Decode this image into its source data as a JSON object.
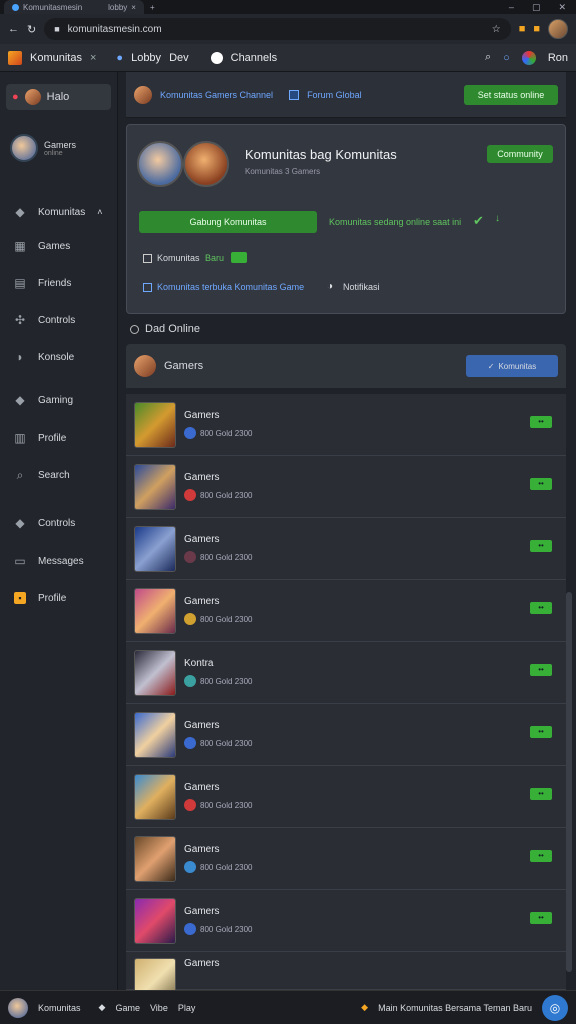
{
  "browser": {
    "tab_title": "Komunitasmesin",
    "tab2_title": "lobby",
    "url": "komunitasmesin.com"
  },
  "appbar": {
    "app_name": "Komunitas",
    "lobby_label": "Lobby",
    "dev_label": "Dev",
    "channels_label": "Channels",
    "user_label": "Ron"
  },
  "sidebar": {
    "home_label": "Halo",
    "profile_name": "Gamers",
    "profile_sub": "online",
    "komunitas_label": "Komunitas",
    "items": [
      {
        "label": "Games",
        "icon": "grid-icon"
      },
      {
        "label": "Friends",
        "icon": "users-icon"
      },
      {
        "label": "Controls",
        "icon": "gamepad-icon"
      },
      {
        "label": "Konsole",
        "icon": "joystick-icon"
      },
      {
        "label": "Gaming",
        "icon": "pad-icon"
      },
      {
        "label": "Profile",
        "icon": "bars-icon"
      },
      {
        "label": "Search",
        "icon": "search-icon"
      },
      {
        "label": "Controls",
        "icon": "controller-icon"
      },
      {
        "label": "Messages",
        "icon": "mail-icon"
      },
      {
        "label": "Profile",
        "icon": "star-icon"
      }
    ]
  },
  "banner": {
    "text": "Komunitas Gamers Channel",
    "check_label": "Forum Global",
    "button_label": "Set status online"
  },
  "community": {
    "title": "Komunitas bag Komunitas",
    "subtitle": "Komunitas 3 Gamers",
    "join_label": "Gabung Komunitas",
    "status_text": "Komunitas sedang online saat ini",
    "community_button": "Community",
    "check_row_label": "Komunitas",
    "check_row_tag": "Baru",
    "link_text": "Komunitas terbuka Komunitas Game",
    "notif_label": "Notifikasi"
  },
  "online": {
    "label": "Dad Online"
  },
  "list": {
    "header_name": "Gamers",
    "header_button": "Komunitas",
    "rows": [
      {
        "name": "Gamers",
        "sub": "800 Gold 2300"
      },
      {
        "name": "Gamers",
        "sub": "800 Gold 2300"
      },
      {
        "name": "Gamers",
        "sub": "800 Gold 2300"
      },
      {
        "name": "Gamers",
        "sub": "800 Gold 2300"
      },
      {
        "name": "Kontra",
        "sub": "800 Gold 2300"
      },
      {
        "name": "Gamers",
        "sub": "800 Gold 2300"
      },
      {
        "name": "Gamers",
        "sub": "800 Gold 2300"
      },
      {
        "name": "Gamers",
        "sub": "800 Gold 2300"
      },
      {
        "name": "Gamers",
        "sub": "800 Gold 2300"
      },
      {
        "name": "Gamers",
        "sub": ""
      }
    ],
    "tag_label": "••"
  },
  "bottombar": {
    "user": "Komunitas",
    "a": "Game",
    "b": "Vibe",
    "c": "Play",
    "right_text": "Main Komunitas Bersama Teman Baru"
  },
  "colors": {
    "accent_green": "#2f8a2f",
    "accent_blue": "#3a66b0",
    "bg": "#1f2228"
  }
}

----

TASK TO COMPLETE:
Leave out the pictures and print every line of the data exactly.

EXPECTED ANSWER:
Decode this image into its source data as a JSON object.
{
  "browser": {
    "tab_title": "Komunitasmesin",
    "tab2_title": "lobby",
    "url": "komunitasmesin.com"
  },
  "appbar": {
    "app_name": "Komunitas",
    "lobby_label": "Lobby",
    "dev_label": "Dev",
    "channels_label": "Channels",
    "user_label": "Ron"
  },
  "sidebar": {
    "home_label": "Halo",
    "profile_name": "Gamers",
    "profile_sub": "online",
    "komunitas_label": "Komunitas",
    "items": [
      {
        "label": "Games",
        "icon": "grid-icon"
      },
      {
        "label": "Friends",
        "icon": "users-icon"
      },
      {
        "label": "Controls",
        "icon": "gamepad-icon"
      },
      {
        "label": "Konsole",
        "icon": "joystick-icon"
      },
      {
        "label": "Gaming",
        "icon": "pad-icon"
      },
      {
        "label": "Profile",
        "icon": "bars-icon"
      },
      {
        "label": "Search",
        "icon": "search-icon"
      },
      {
        "label": "Controls",
        "icon": "controller-icon"
      },
      {
        "label": "Messages",
        "icon": "mail-icon"
      },
      {
        "label": "Profile",
        "icon": "star-icon"
      }
    ]
  },
  "banner": {
    "text": "Komunitas Gamers Channel",
    "check_label": "Forum Global",
    "button_label": "Set status online"
  },
  "community": {
    "title": "Komunitas bag Komunitas",
    "subtitle": "Komunitas 3 Gamers",
    "join_label": "Gabung Komunitas",
    "status_text": "Komunitas sedang online saat ini",
    "community_button": "Community",
    "check_row_label": "Komunitas",
    "check_row_tag": "Baru",
    "link_text": "Komunitas terbuka Komunitas Game",
    "notif_label": "Notifikasi"
  },
  "online": {
    "label": "Dad Online"
  },
  "list": {
    "header_name": "Gamers",
    "header_button": "Komunitas",
    "rows": [
      {
        "name": "Gamers",
        "sub": "800 Gold 2300"
      },
      {
        "name": "Gamers",
        "sub": "800 Gold 2300"
      },
      {
        "name": "Gamers",
        "sub": "800 Gold 2300"
      },
      {
        "name": "Gamers",
        "sub": "800 Gold 2300"
      },
      {
        "name": "Kontra",
        "sub": "800 Gold 2300"
      },
      {
        "name": "Gamers",
        "sub": "800 Gold 2300"
      },
      {
        "name": "Gamers",
        "sub": "800 Gold 2300"
      },
      {
        "name": "Gamers",
        "sub": "800 Gold 2300"
      },
      {
        "name": "Gamers",
        "sub": "800 Gold 2300"
      },
      {
        "name": "Gamers",
        "sub": ""
      }
    ],
    "tag_label": "••"
  },
  "bottombar": {
    "user": "Komunitas",
    "a": "Game",
    "b": "Vibe",
    "c": "Play",
    "right_text": "Main Komunitas Bersama Teman Baru"
  },
  "colors": {
    "accent_green": "#2f8a2f",
    "accent_blue": "#3a66b0",
    "bg": "#1f2228"
  }
}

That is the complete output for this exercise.